Exercise requirements: Hunt for the word "title" across the entries below, copying each line that holds it.

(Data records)
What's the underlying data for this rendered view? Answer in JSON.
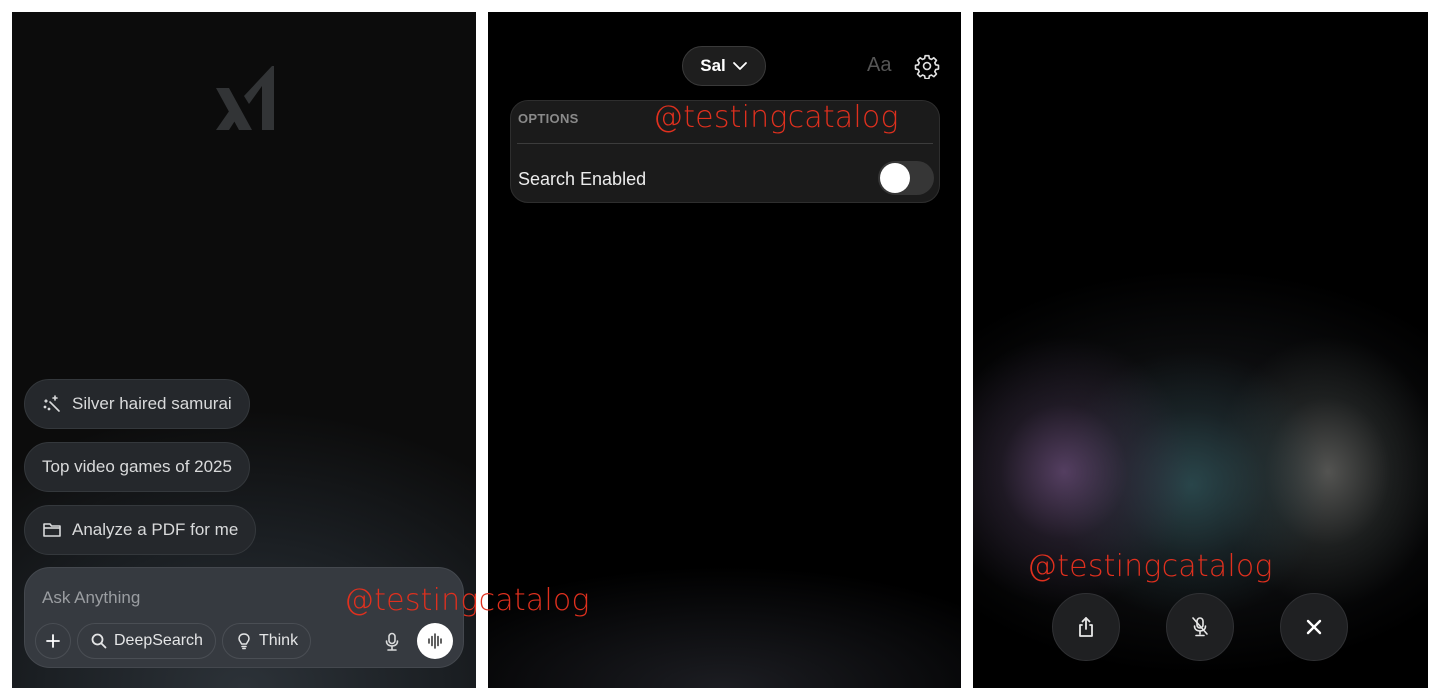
{
  "panel_home": {
    "logo": "xai-logo",
    "suggestions": [
      {
        "label": "Silver haired samurai",
        "icon": "magic-wand-icon"
      },
      {
        "label": "Top video games of 2025",
        "icon": null
      },
      {
        "label": "Analyze a PDF for me",
        "icon": "folder-icon"
      }
    ],
    "composer": {
      "placeholder": "Ask Anything",
      "attach_icon": "plus-icon",
      "deepsearch_label": "DeepSearch",
      "deepsearch_icon": "search-icon",
      "think_label": "Think",
      "think_icon": "lightbulb-icon",
      "mic_icon": "microphone-icon",
      "voice_icon": "waveform-icon"
    }
  },
  "panel_settings": {
    "model_selector": {
      "label": "Sal",
      "icon": "chevron-down-icon"
    },
    "text_size_label": "Aa",
    "settings_icon": "gear-icon",
    "options": {
      "title": "OPTIONS",
      "items": [
        {
          "label": "Search Enabled",
          "enabled": false
        }
      ]
    }
  },
  "panel_voice": {
    "controls": [
      {
        "name": "share",
        "icon": "share-icon"
      },
      {
        "name": "mute",
        "icon": "microphone-off-icon"
      },
      {
        "name": "close",
        "icon": "close-icon"
      }
    ]
  },
  "watermark": "@testingcatalog",
  "colors": {
    "watermark": "#e0301e",
    "panel_bg": "#0c0c0c",
    "chip_bg": "#25282c",
    "toggle_off": "#363636"
  }
}
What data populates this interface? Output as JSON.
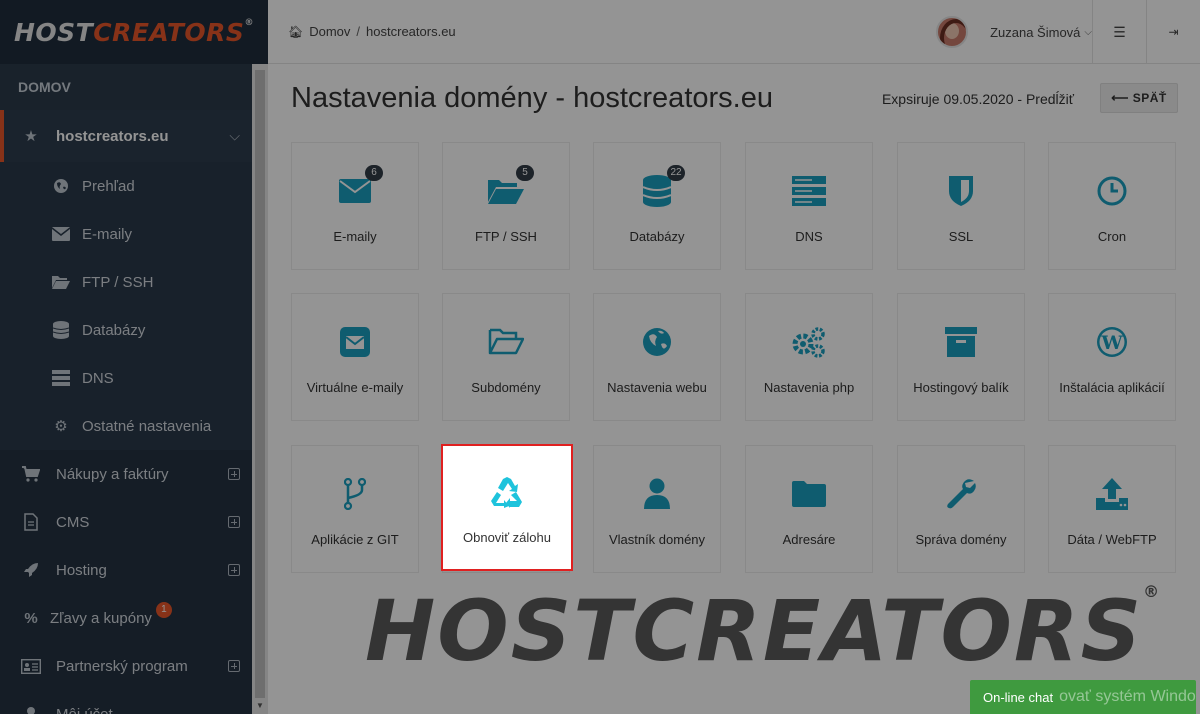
{
  "logo": {
    "host": "HOST",
    "creators": "CREATORS",
    "reg": "®"
  },
  "sidebar": {
    "heading": "DOMOV",
    "active": {
      "label": "hostcreators.eu",
      "icon": "star-icon"
    },
    "sub_items": [
      {
        "label": "Prehľad",
        "icon": "globe-icon"
      },
      {
        "label": "E-maily",
        "icon": "envelope-icon"
      },
      {
        "label": "FTP / SSH",
        "icon": "folder-open-icon"
      },
      {
        "label": "Databázy",
        "icon": "database-icon"
      },
      {
        "label": "DNS",
        "icon": "server-icon"
      },
      {
        "label": "Ostatné nastavenia",
        "icon": "gear-icon"
      }
    ],
    "items": [
      {
        "label": "Nákupy a faktúry",
        "icon": "cart-icon"
      },
      {
        "label": "CMS",
        "icon": "file-icon"
      },
      {
        "label": "Hosting",
        "icon": "rocket-icon"
      },
      {
        "label": "Zľavy a kupóny",
        "icon": "percent-icon",
        "badge": "1"
      },
      {
        "label": "Partnerský program",
        "icon": "id-card-icon"
      },
      {
        "label": "Môj účet",
        "icon": "user-icon"
      }
    ]
  },
  "topbar": {
    "breadcrumb": {
      "home": "Domov",
      "sep": "/",
      "current": "hostcreators.eu"
    },
    "user": {
      "name": "Zuzana Šimová",
      "caret": "⌵"
    }
  },
  "main": {
    "title": "Nastavenia domény - hostcreators.eu",
    "expiry": "Expsiruje 09.05.2020 - Predĺžiť",
    "back_label": "⟵  SPÄŤ"
  },
  "tiles": [
    {
      "label": "E-maily",
      "icon": "envelope-icon",
      "count": "6"
    },
    {
      "label": "FTP / SSH",
      "icon": "folder-open-icon",
      "count": "5"
    },
    {
      "label": "Databázy",
      "icon": "database-icon",
      "count": "22"
    },
    {
      "label": "DNS",
      "icon": "server-icon"
    },
    {
      "label": "SSL",
      "icon": "shield-icon"
    },
    {
      "label": "Cron",
      "icon": "clock-icon"
    },
    {
      "label": "Virtuálne e-maily",
      "icon": "envelope-square-icon"
    },
    {
      "label": "Subdomény",
      "icon": "folder-outline-icon"
    },
    {
      "label": "Nastavenia webu",
      "icon": "globe-icon"
    },
    {
      "label": "Nastavenia php",
      "icon": "gears-icon"
    },
    {
      "label": "Hostingový balík",
      "icon": "archive-icon"
    },
    {
      "label": "Inštalácia aplikácií",
      "icon": "wordpress-icon"
    },
    {
      "label": "Aplikácie z GIT",
      "icon": "code-fork-icon"
    },
    {
      "label": "Obnoviť zálohu",
      "icon": "recycle-icon"
    },
    {
      "label": "Vlastník domény",
      "icon": "user-icon"
    },
    {
      "label": "Adresáre",
      "icon": "folder-icon"
    },
    {
      "label": "Správa domény",
      "icon": "wrench-icon"
    },
    {
      "label": "Dáta / WebFTP",
      "icon": "upload-icon"
    }
  ],
  "watermark": "HOSTCREATORS",
  "watermark_reg": "®",
  "chat": {
    "label": "On-line chat",
    "ghost": "ovať systém Windo"
  },
  "colors": {
    "accent": "#e8572a",
    "icon": "#1a9fbf",
    "sidebar": "#1f2d3d",
    "highlight": "#e02020",
    "chat": "#3f9a3f"
  }
}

Correct response:
      "title": "OPTIONS",
    "title": "Nastavenia domény - hostcreators.eu",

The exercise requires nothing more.